> **Exercise material**:
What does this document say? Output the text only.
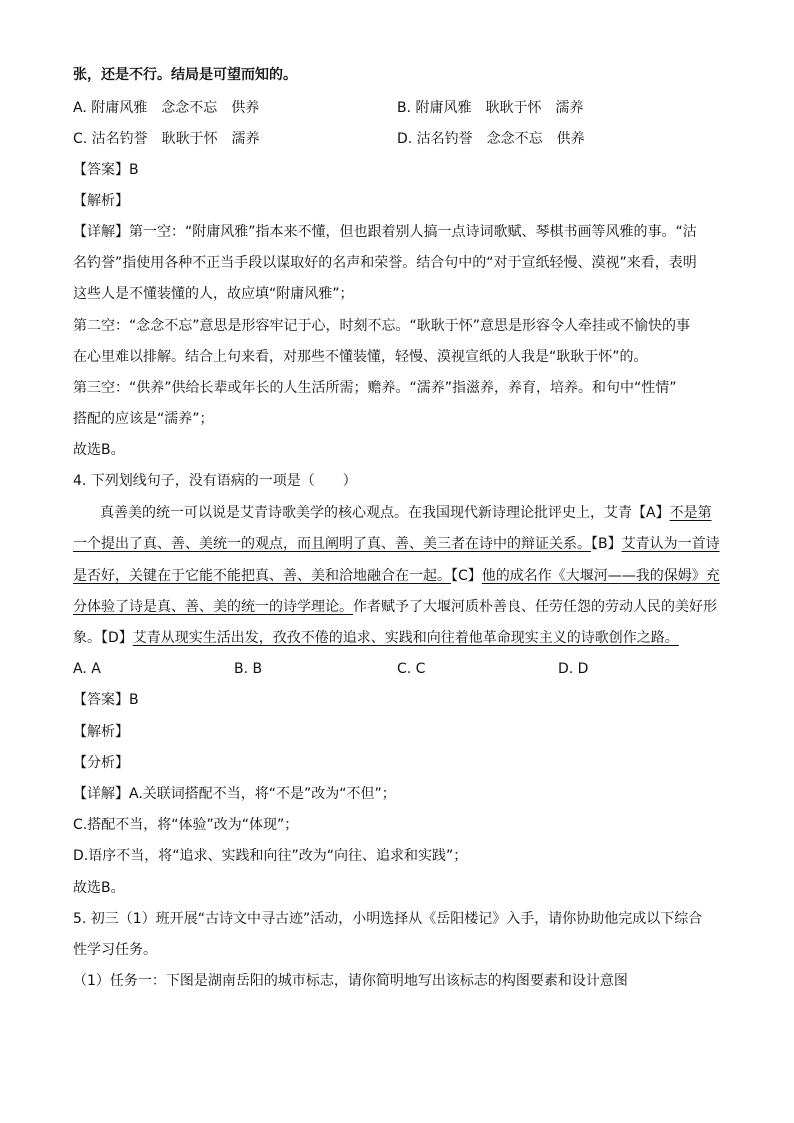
张，还是不行。结局是可望而知的。
A. 附庸风雅　念念不忘　供养	B. 附庸风雅　耿耿于怀　濡养
C. 沽名钓誉　耿耿于怀　濡养	D. 沽名钓誉　念念不忘　供养
【答案】B
【解析】
【详解】第一空：“附庸风雅”指本来不懂，但也跟着别人搞一点诗词歌赋、琴棋书画等风雅的事。“沽
名钓誉”指使用各种不正当手段以谋取好的名声和荣誉。结合句中的“对于宣纸轻慢、漠视”来看，表明
这些人是不懂装懂的人，故应填“附庸风雅”；
第二空：“念念不忘”意思是形容牢记于心，时刻不忘。“耿耿于怀”意思是形容令人牵挂或不愉快的事
在心里难以排解。结合上句来看，对那些不懂装懂，轻慢、漠视宣纸的人我是“耿耿于怀”的。
第三空：“供养”供给长辈或年长的人生活所需；赡养。“濡养”指滋养，养育，培养。和句中“性情”
搭配的应该是“濡养”；
故选B。
4. 下列划线句子，没有语病的一项是（　　）
真善美的统一可以说是艾青诗歌美学的核心观点。在我国现代新诗理论批评史上，艾青【A】不是第
一个提出了真、善、美统一的观点，而且阐明了真、善、美三者在诗中的辩证关系。【B】艾青认为一首诗
是否好，关键在于它能不能把真、善、美和洽地融合在一起。【C】他的成名作《大堰河——我的保姆》充
分体验了诗是真、善、美的统一的诗学理论。作者赋予了大堰河质朴善良、任劳任怨的劳动人民的美好形
象。【D】艾青从现实生活出发，孜孜不倦的追求、实践和向往着他革命现实主义的诗歌创作之路。
A. A	B. B	C. C	D. D
【答案】B
【解析】
【分析】
【详解】A.关联词搭配不当，将“不是”改为“不但”；
C.搭配不当，将“体验”改为“体现”；
D.语序不当，将“追求、实践和向往”改为“向往、追求和实践”；
故选B。
5. 初三（1）班开展“古诗文中寻古迹”活动，小明选择从《岳阳楼记》入手，请你协助他完成以下综合
性学习任务。
（1）任务一：下图是湖南岳阳的城市标志，请你简明地写出该标志的构图要素和设计意图
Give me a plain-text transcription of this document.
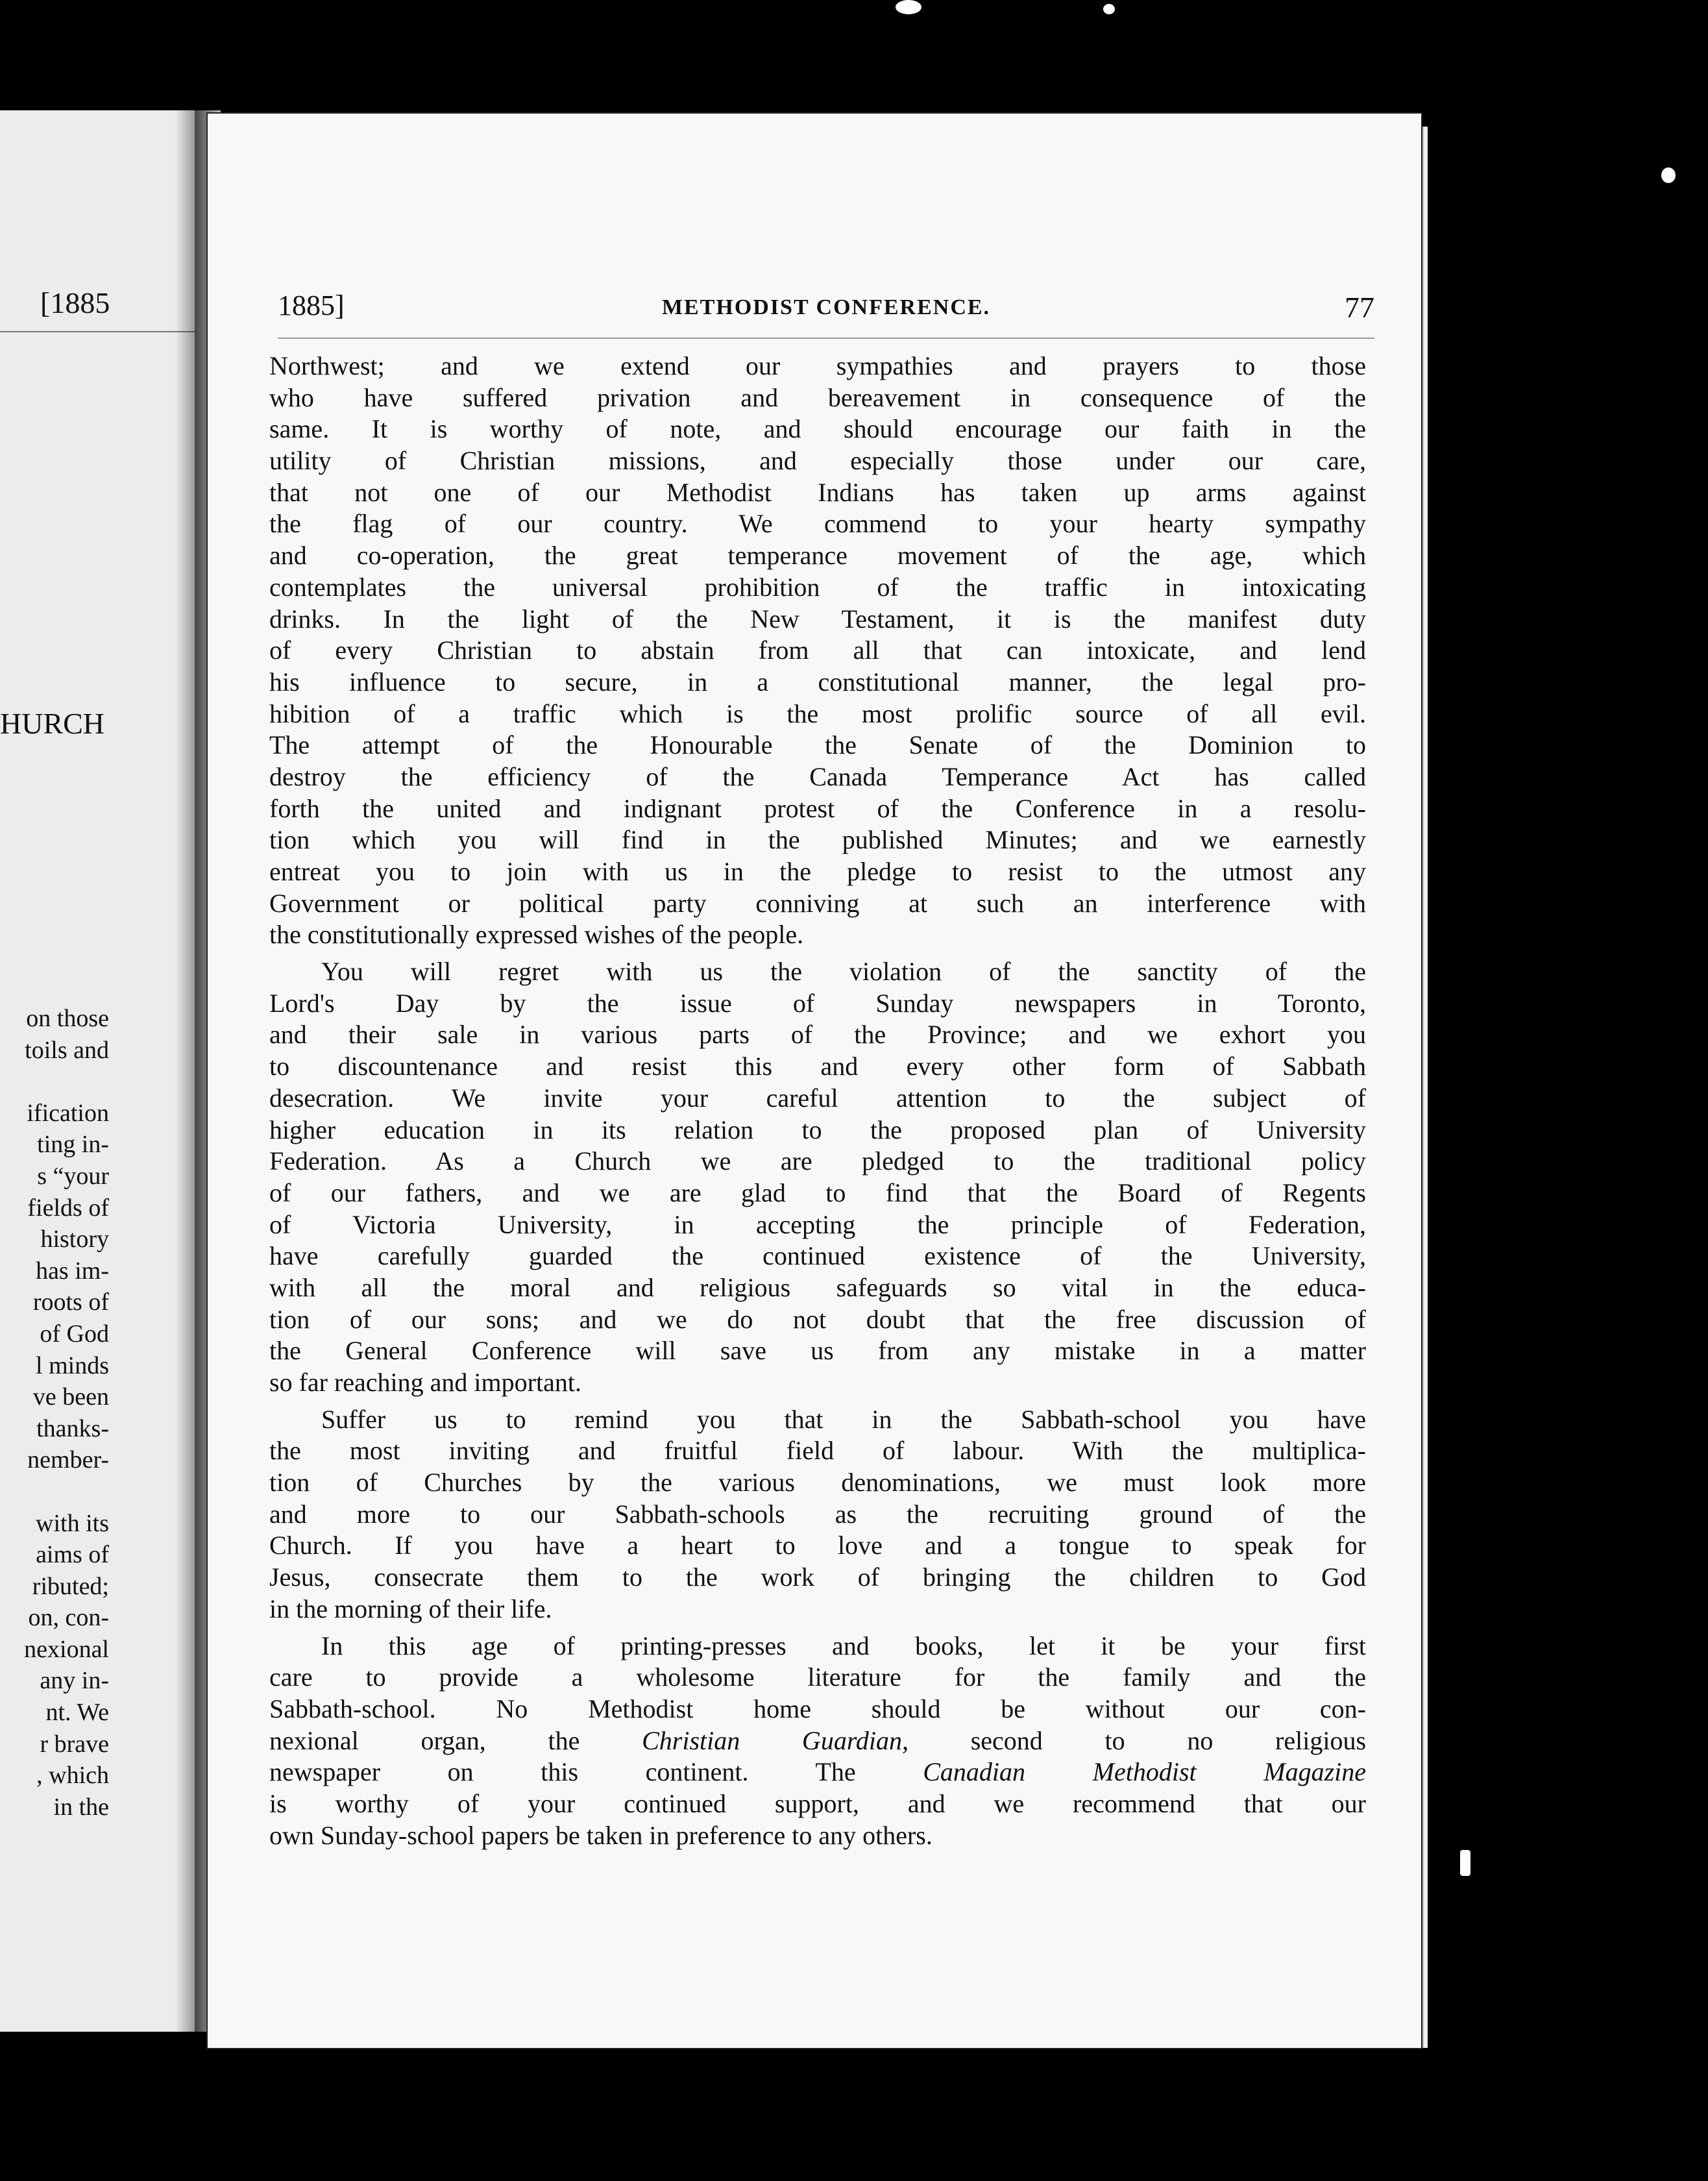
[1885
HURCH
on those
toils and
ification
ting in-
s “your
fields of
history
has im-
roots of
of God
l minds
ve been
thanks-
nember-
with its
aims of
ributed;
on, con-
nexional
any in-
nt. We
r brave
, which
in the
1885]	METHODIST CONFERENCE.	77
Northwest; and we extend our sympathies and prayers to those
who have suffered privation and bereavement in consequence of the
same. It is worthy of note, and should encourage our faith in the
utility of Christian missions, and especially those under our care,
that not one of our Methodist Indians has taken up arms against
the flag of our country. We commend to your hearty sympathy
and co-operation, the great temperance movement of the age, which
contemplates the universal prohibition of the traffic in intoxicating
drinks. In the light of the New Testament, it is the manifest duty
of every Christian to abstain from all that can intoxicate, and lend
his influence to secure, in a constitutional manner, the legal pro-
hibition of a traffic which is the most prolific source of all evil.
The attempt of the Honourable the Senate of the Dominion to
destroy the efficiency of the Canada Temperance Act has called
forth the united and indignant protest of the Conference in a resolu-
tion which you will find in the published Minutes; and we earnestly
entreat you to join with us in the pledge to resist to the utmost any
Government or political party conniving at such an interference with
the constitutionally expressed wishes of the people.
You will regret with us the violation of the sanctity of the
Lord's Day by the issue of Sunday newspapers in Toronto,
and their sale in various parts of the Province; and we exhort you
to discountenance and resist this and every other form of Sabbath
desecration. We invite your careful attention to the subject of
higher education in its relation to the proposed plan of University
Federation. As a Church we are pledged to the traditional policy
of our fathers, and we are glad to find that the Board of Regents
of Victoria University, in accepting the principle of Federation,
have carefully guarded the continued existence of the University,
with all the moral and religious safeguards so vital in the educa-
tion of our sons; and we do not doubt that the free discussion of
the General Conference will save us from any mistake in a matter
so far reaching and important.
Suffer us to remind you that in the Sabbath-school you have
the most inviting and fruitful field of labour. With the multiplica-
tion of Churches by the various denominations, we must look more
and more to our Sabbath-schools as the recruiting ground of the
Church. If you have a heart to love and a tongue to speak for
Jesus, consecrate them to the work of bringing the children to God
in the morning of their life.
In this age of printing-presses and books, let it be your first
care to provide a wholesome literature for the family and the
Sabbath-school. No Methodist home should be without our con-
nexional organ, the Christian Guardian, second to no religious
newspaper on this continent. The Canadian Methodist Magazine
is worthy of your continued support, and we recommend that our
own Sunday-school papers be taken in preference to any others.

> **Exercise instructions**: Pictures in the records above are not copied; print everything else exactly.

> **Solved problem**:
What does this document say? Output the text only.
张，还是不行。结局是可望而知的。
A. 附庸风雅　念念不忘　供养	B. 附庸风雅　耿耿于怀　濡养
C. 沽名钓誉　耿耿于怀　濡养	D. 沽名钓誉　念念不忘　供养
【答案】B
【解析】
【详解】第一空：“附庸风雅”指本来不懂，但也跟着别人搞一点诗词歌赋、琴棋书画等风雅的事。“沽
名钓誉”指使用各种不正当手段以谋取好的名声和荣誉。结合句中的“对于宣纸轻慢、漠视”来看，表明
这些人是不懂装懂的人，故应填“附庸风雅”；
第二空：“念念不忘”意思是形容牢记于心，时刻不忘。“耿耿于怀”意思是形容令人牵挂或不愉快的事
在心里难以排解。结合上句来看，对那些不懂装懂，轻慢、漠视宣纸的人我是“耿耿于怀”的。
第三空：“供养”供给长辈或年长的人生活所需；赡养。“濡养”指滋养，养育，培养。和句中“性情”
搭配的应该是“濡养”；
故选B。
4. 下列划线句子，没有语病的一项是（　　）
真善美的统一可以说是艾青诗歌美学的核心观点。在我国现代新诗理论批评史上，艾青【A】不是第
一个提出了真、善、美统一的观点，而且阐明了真、善、美三者在诗中的辩证关系。【B】艾青认为一首诗
是否好，关键在于它能不能把真、善、美和洽地融合在一起。【C】他的成名作《大堰河——我的保姆》充
分体验了诗是真、善、美的统一的诗学理论。作者赋予了大堰河质朴善良、任劳任怨的劳动人民的美好形
象。【D】艾青从现实生活出发，孜孜不倦的追求、实践和向往着他革命现实主义的诗歌创作之路。
A. A	B. B	C. C	D. D
【答案】B
【解析】
【分析】
【详解】A.关联词搭配不当，将“不是”改为“不但”；
C.搭配不当，将“体验”改为“体现”；
D.语序不当，将“追求、实践和向往”改为“向往、追求和实践”；
故选B。
5. 初三（1）班开展“古诗文中寻古迹”活动，小明选择从《岳阳楼记》入手，请你协助他完成以下综合
性学习任务。
（1）任务一：下图是湖南岳阳的城市标志，请你简明地写出该标志的构图要素和设计意图
Give me a plain-text transcription of this document.
[1885
HURCH
on those
toils and
ification
ting in-
s “your
fields of
history
has im-
roots of
of God
l minds
ve been
thanks-
nember-
with its
aims of
ributed;
on, con-
nexional
any in-
nt. We
r brave
, which
in the
1885]	METHODIST CONFERENCE.	77
Northwest; and we extend our sympathies and prayers to those
who have suffered privation and bereavement in consequence of the
same. It is worthy of note, and should encourage our faith in the
utility of Christian missions, and especially those under our care,
that not one of our Methodist Indians has taken up arms against
the flag of our country. We commend to your hearty sympathy
and co-operation, the great temperance movement of the age, which
contemplates the universal prohibition of the traffic in intoxicating
drinks. In the light of the New Testament, it is the manifest duty
of every Christian to abstain from all that can intoxicate, and lend
his influence to secure, in a constitutional manner, the legal pro-
hibition of a traffic which is the most prolific source of all evil.
The attempt of the Honourable the Senate of the Dominion to
destroy the efficiency of the Canada Temperance Act has called
forth the united and indignant protest of the Conference in a resolu-
tion which you will find in the published Minutes; and we earnestly
entreat you to join with us in the pledge to resist to the utmost any
Government or political party conniving at such an interference with
the constitutionally expressed wishes of the people.
You will regret with us the violation of the sanctity of the
Lord's Day by the issue of Sunday newspapers in Toronto,
and their sale in various parts of the Province; and we exhort you
to discountenance and resist this and every other form of Sabbath
desecration. We invite your careful attention to the subject of
higher education in its relation to the proposed plan of University
Federation. As a Church we are pledged to the traditional policy
of our fathers, and we are glad to find that the Board of Regents
of Victoria University, in accepting the principle of Federation,
have carefully guarded the continued existence of the University,
with all the moral and religious safeguards so vital in the educa-
tion of our sons; and we do not doubt that the free discussion of
the General Conference will save us from any mistake in a matter
so far reaching and important.
Suffer us to remind you that in the Sabbath-school you have
the most inviting and fruitful field of labour. With the multiplica-
tion of Churches by the various denominations, we must look more
and more to our Sabbath-schools as the recruiting ground of the
Church. If you have a heart to love and a tongue to speak for
Jesus, consecrate them to the work of bringing the children to God
in the morning of their life.
In this age of printing-presses and books, let it be your first
care to provide a wholesome literature for the family and the
Sabbath-school. No Methodist home should be without our con-
nexional organ, the Christian Guardian, second to no religious
newspaper on this continent. The Canadian Methodist Magazine
is worthy of your continued support, and we recommend that our
own Sunday-school papers be taken in preference to any others.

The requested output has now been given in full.